## PROMPT
Locate and copy each line in the data that contains the word "JSON".

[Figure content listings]
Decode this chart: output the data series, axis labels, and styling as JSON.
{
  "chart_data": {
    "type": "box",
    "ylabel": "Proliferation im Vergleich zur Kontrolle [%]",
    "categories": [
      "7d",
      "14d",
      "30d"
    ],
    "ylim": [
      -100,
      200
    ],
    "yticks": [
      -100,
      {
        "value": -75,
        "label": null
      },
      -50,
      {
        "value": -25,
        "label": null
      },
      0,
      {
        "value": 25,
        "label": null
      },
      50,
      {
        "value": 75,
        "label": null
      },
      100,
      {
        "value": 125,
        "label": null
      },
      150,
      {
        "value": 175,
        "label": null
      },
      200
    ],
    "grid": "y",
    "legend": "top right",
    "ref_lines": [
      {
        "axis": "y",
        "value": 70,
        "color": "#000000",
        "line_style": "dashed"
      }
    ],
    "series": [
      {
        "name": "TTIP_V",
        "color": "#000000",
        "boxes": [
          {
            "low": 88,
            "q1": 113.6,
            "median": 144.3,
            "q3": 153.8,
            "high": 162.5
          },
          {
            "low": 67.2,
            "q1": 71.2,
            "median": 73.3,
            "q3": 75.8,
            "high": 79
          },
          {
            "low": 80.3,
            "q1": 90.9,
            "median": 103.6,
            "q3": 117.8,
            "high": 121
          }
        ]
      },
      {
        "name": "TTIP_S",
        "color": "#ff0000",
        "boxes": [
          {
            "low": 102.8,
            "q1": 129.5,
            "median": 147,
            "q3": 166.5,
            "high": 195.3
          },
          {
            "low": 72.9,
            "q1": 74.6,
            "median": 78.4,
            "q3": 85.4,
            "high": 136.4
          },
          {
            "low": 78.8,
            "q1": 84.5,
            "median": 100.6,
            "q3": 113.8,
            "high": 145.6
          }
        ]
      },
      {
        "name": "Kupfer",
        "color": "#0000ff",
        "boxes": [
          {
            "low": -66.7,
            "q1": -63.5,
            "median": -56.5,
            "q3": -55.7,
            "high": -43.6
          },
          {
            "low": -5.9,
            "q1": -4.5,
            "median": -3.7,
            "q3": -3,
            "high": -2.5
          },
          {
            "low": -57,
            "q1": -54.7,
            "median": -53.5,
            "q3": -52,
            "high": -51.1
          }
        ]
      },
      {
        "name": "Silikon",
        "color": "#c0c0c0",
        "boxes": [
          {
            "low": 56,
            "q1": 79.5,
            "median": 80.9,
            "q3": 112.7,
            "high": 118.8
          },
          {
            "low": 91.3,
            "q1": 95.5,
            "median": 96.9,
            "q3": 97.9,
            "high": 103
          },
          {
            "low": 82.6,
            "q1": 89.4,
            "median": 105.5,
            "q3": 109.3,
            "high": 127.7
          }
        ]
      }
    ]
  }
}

--

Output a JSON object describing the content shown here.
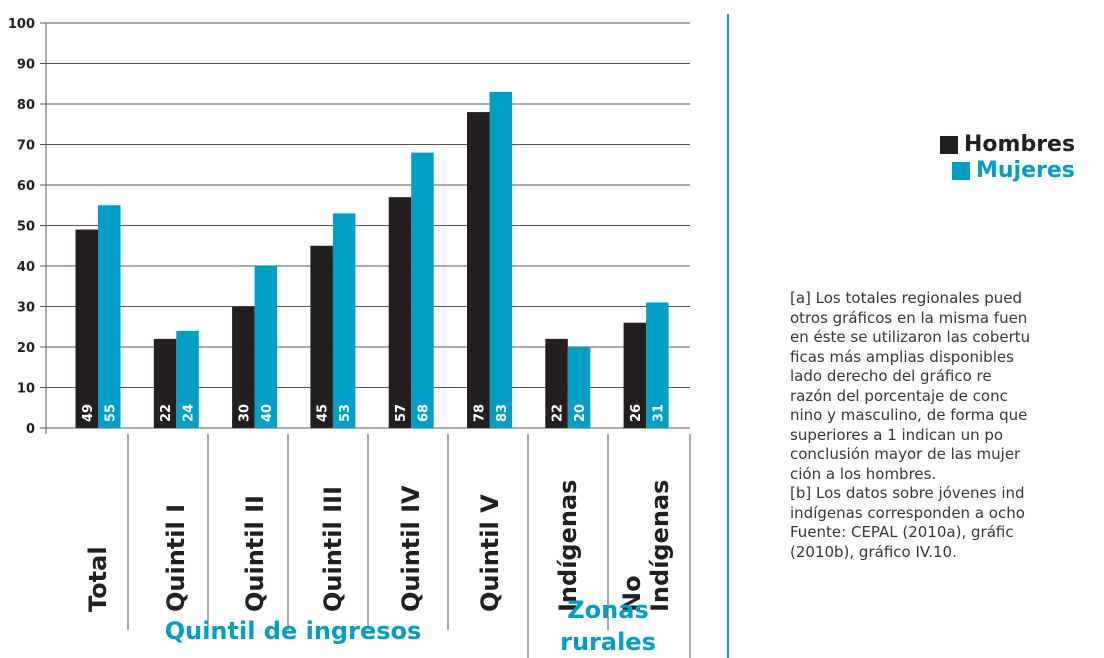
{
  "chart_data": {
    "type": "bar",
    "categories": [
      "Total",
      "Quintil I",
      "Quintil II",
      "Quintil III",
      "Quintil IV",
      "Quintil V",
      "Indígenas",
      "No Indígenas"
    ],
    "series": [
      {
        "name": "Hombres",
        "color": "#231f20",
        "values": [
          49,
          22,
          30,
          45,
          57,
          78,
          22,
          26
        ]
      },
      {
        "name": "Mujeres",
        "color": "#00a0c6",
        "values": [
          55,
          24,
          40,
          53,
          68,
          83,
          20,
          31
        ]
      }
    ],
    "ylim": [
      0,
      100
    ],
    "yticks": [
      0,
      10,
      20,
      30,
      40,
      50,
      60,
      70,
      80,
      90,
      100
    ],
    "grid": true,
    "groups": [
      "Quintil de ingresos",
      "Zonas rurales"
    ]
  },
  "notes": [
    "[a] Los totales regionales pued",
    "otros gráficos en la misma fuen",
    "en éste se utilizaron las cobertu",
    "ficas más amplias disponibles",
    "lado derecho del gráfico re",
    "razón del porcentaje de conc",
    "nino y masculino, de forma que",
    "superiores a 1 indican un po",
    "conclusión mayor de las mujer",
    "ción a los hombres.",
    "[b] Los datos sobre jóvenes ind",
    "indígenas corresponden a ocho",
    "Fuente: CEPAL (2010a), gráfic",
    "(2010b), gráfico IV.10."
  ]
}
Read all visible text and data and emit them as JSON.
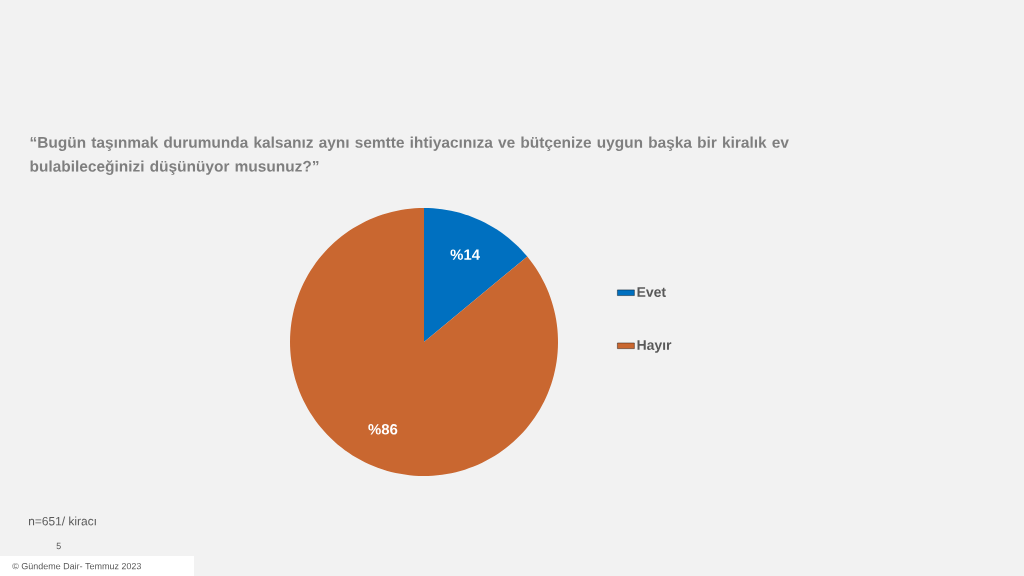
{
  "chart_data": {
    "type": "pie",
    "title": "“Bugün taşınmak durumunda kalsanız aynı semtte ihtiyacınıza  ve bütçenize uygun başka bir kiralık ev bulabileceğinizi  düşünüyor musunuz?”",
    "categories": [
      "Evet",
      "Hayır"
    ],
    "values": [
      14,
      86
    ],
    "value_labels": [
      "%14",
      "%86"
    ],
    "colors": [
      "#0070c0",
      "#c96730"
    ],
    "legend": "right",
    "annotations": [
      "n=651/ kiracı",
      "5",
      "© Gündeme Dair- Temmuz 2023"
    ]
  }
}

## SOLUTION TO THIS EXERCISE
Decode this chart: output the data series, axis labels, and styling as JSON.
Output a JSON object describing the content shown here.
Read all visible text and data and emit them as JSON.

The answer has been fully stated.